# WHAT TO PRODUCE
Copy every line with the string "name" in it.
— START OF GIVEN RECORDS —
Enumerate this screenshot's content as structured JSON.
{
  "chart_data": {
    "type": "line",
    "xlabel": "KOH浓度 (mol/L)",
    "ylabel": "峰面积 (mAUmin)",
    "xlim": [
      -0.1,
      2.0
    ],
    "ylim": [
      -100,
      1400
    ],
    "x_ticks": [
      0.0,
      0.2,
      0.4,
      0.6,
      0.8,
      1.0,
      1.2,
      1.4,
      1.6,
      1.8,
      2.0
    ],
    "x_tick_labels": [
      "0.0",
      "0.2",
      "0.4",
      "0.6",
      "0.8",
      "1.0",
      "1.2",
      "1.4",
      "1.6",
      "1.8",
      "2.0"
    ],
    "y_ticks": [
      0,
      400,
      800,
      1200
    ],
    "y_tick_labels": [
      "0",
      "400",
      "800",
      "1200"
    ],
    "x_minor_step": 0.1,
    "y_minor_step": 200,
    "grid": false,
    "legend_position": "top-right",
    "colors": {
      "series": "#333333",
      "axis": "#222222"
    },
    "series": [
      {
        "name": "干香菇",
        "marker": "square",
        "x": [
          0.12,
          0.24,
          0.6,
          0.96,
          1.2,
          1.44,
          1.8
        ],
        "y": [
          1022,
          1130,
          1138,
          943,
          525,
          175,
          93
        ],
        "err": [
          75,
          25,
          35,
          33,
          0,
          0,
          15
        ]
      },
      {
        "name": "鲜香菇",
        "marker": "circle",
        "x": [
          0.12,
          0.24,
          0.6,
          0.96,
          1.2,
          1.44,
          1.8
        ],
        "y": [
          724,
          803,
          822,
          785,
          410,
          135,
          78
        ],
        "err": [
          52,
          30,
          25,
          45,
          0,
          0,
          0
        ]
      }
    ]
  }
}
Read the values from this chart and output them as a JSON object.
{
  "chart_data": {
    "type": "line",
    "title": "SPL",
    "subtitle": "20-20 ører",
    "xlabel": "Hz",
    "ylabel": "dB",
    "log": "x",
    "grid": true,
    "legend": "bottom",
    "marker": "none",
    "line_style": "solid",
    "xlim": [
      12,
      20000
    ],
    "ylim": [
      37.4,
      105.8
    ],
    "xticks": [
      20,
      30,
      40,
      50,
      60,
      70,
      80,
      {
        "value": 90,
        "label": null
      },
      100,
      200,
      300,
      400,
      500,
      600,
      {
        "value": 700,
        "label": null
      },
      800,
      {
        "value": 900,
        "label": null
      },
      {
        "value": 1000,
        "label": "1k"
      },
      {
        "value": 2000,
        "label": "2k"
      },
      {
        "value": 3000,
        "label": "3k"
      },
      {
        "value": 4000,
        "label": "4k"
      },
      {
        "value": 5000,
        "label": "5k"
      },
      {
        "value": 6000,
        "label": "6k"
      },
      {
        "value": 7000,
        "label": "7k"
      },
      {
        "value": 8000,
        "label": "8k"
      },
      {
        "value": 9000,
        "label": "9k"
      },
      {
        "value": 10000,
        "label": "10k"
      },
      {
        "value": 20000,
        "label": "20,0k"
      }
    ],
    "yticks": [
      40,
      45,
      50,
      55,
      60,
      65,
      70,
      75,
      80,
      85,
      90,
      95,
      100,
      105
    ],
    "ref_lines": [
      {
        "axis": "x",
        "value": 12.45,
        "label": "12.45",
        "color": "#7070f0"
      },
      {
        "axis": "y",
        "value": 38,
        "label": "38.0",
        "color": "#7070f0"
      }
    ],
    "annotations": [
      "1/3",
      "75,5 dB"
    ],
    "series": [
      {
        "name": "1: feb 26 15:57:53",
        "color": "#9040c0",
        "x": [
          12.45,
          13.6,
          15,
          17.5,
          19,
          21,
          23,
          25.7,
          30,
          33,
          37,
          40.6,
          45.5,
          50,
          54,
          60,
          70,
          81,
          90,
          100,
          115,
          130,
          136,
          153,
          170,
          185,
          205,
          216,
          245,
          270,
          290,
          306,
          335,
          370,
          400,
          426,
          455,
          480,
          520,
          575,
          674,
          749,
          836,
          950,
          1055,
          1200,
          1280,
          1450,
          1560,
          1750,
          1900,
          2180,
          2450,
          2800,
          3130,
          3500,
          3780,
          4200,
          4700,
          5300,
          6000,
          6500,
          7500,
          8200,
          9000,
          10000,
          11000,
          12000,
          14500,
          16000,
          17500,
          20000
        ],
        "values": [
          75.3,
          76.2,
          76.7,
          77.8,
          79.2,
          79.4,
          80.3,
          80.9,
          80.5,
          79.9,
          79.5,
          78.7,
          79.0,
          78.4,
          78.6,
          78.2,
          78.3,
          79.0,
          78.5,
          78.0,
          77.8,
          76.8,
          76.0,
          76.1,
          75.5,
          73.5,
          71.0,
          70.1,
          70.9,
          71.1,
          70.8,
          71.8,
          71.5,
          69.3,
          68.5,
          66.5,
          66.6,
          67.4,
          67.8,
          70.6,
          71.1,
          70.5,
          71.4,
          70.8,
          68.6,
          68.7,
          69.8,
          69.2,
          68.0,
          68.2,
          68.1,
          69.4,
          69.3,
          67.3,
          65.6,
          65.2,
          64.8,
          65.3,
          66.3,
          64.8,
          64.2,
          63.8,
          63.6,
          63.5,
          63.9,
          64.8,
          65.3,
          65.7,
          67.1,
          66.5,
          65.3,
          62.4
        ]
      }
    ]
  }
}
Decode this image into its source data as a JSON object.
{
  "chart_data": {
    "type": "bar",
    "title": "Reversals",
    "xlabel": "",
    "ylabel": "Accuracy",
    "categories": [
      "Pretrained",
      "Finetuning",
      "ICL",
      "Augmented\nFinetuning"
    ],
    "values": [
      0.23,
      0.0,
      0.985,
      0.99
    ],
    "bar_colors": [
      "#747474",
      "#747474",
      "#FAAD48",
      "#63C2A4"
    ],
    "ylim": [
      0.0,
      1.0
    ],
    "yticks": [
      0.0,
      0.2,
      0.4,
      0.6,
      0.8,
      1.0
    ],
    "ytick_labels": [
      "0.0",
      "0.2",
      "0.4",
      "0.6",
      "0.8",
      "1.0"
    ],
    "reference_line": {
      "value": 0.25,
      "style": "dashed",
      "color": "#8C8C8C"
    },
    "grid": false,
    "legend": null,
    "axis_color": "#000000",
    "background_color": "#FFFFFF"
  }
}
— END OF GIVEN RECORDS —
# TASK SOLUTION
        "name": "干香菇",
        "name": "鲜香菇",
        "name": "1: feb 26 15:57:53",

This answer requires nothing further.